BEGIN Records to process

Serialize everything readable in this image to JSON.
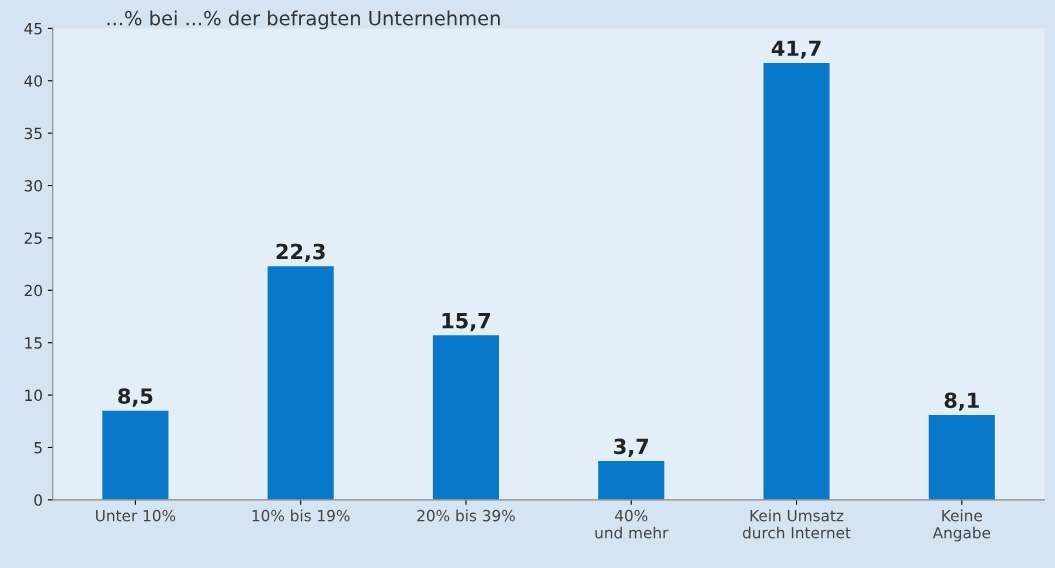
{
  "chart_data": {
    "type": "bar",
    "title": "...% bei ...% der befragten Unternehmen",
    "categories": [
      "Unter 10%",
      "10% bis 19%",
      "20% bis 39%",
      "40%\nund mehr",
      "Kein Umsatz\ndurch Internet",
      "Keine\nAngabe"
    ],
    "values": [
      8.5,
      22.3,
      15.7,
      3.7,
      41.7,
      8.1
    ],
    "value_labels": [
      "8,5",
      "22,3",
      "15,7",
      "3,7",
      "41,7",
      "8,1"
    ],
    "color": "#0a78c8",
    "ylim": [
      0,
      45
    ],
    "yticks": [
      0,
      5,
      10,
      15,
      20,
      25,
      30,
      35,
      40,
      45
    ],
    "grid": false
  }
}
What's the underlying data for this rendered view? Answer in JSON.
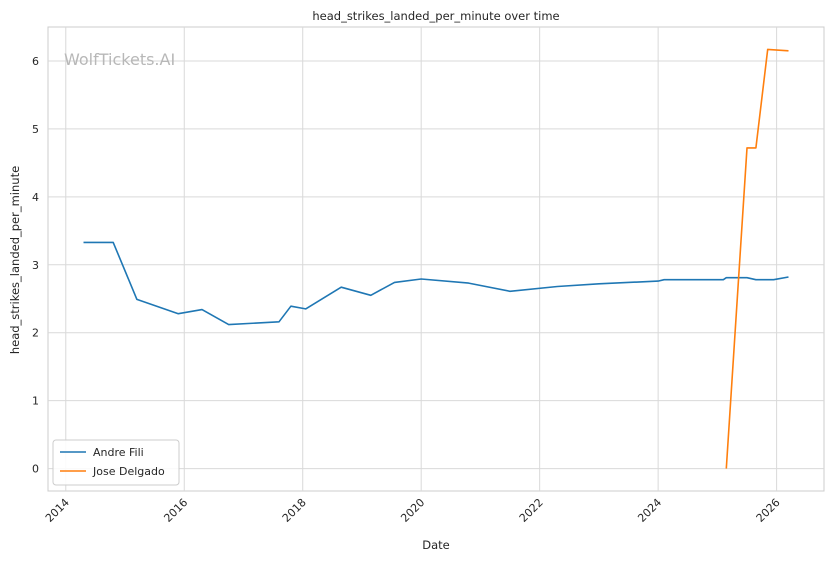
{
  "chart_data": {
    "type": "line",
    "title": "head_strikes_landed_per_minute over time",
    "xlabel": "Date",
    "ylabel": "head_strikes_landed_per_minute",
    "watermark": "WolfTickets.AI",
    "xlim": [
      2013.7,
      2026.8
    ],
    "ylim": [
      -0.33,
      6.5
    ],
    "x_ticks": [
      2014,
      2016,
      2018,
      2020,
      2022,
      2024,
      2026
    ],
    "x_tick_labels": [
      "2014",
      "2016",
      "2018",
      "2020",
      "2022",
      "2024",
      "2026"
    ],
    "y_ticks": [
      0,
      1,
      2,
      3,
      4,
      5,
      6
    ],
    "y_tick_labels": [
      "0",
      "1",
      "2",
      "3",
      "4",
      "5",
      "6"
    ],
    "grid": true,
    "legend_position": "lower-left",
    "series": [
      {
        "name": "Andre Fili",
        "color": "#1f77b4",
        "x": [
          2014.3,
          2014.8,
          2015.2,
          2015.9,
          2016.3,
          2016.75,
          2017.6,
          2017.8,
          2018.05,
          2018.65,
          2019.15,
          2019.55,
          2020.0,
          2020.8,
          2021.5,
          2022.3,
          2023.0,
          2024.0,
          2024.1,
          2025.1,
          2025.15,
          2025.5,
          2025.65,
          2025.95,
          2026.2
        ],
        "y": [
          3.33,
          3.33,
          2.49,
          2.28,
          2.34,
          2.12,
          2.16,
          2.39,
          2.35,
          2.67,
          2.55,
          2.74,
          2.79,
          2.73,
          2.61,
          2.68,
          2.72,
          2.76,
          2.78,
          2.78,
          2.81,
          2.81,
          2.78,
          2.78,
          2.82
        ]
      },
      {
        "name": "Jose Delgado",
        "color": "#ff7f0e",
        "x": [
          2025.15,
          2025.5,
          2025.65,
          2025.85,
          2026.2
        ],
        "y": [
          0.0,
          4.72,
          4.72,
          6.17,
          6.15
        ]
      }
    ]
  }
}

END Records to process

[Objective] Repeat the entries exactly. Pictures are excluded from the copy.

[Task solution]
Serialize everything readable in this image to JSON.
{
  "chart_data": {
    "type": "bar",
    "title": "...% bei ...% der befragten Unternehmen",
    "categories": [
      "Unter 10%",
      "10% bis 19%",
      "20% bis 39%",
      "40%\nund mehr",
      "Kein Umsatz\ndurch Internet",
      "Keine\nAngabe"
    ],
    "values": [
      8.5,
      22.3,
      15.7,
      3.7,
      41.7,
      8.1
    ],
    "value_labels": [
      "8,5",
      "22,3",
      "15,7",
      "3,7",
      "41,7",
      "8,1"
    ],
    "color": "#0a78c8",
    "ylim": [
      0,
      45
    ],
    "yticks": [
      0,
      5,
      10,
      15,
      20,
      25,
      30,
      35,
      40,
      45
    ],
    "grid": false
  }
}
What's the underlying data for this rendered view? Answer in JSON.
{
  "chart_data": {
    "type": "line",
    "title": "head_strikes_landed_per_minute over time",
    "xlabel": "Date",
    "ylabel": "head_strikes_landed_per_minute",
    "watermark": "WolfTickets.AI",
    "xlim": [
      2013.7,
      2026.8
    ],
    "ylim": [
      -0.33,
      6.5
    ],
    "x_ticks": [
      2014,
      2016,
      2018,
      2020,
      2022,
      2024,
      2026
    ],
    "x_tick_labels": [
      "2014",
      "2016",
      "2018",
      "2020",
      "2022",
      "2024",
      "2026"
    ],
    "y_ticks": [
      0,
      1,
      2,
      3,
      4,
      5,
      6
    ],
    "y_tick_labels": [
      "0",
      "1",
      "2",
      "3",
      "4",
      "5",
      "6"
    ],
    "grid": true,
    "legend_position": "lower-left",
    "series": [
      {
        "name": "Andre Fili",
        "color": "#1f77b4",
        "x": [
          2014.3,
          2014.8,
          2015.2,
          2015.9,
          2016.3,
          2016.75,
          2017.6,
          2017.8,
          2018.05,
          2018.65,
          2019.15,
          2019.55,
          2020.0,
          2020.8,
          2021.5,
          2022.3,
          2023.0,
          2024.0,
          2024.1,
          2025.1,
          2025.15,
          2025.5,
          2025.65,
          2025.95,
          2026.2
        ],
        "y": [
          3.33,
          3.33,
          2.49,
          2.28,
          2.34,
          2.12,
          2.16,
          2.39,
          2.35,
          2.67,
          2.55,
          2.74,
          2.79,
          2.73,
          2.61,
          2.68,
          2.72,
          2.76,
          2.78,
          2.78,
          2.81,
          2.81,
          2.78,
          2.78,
          2.82
        ]
      },
      {
        "name": "Jose Delgado",
        "color": "#ff7f0e",
        "x": [
          2025.15,
          2025.5,
          2025.65,
          2025.85,
          2026.2
        ],
        "y": [
          0.0,
          4.72,
          4.72,
          6.17,
          6.15
        ]
      }
    ]
  }
}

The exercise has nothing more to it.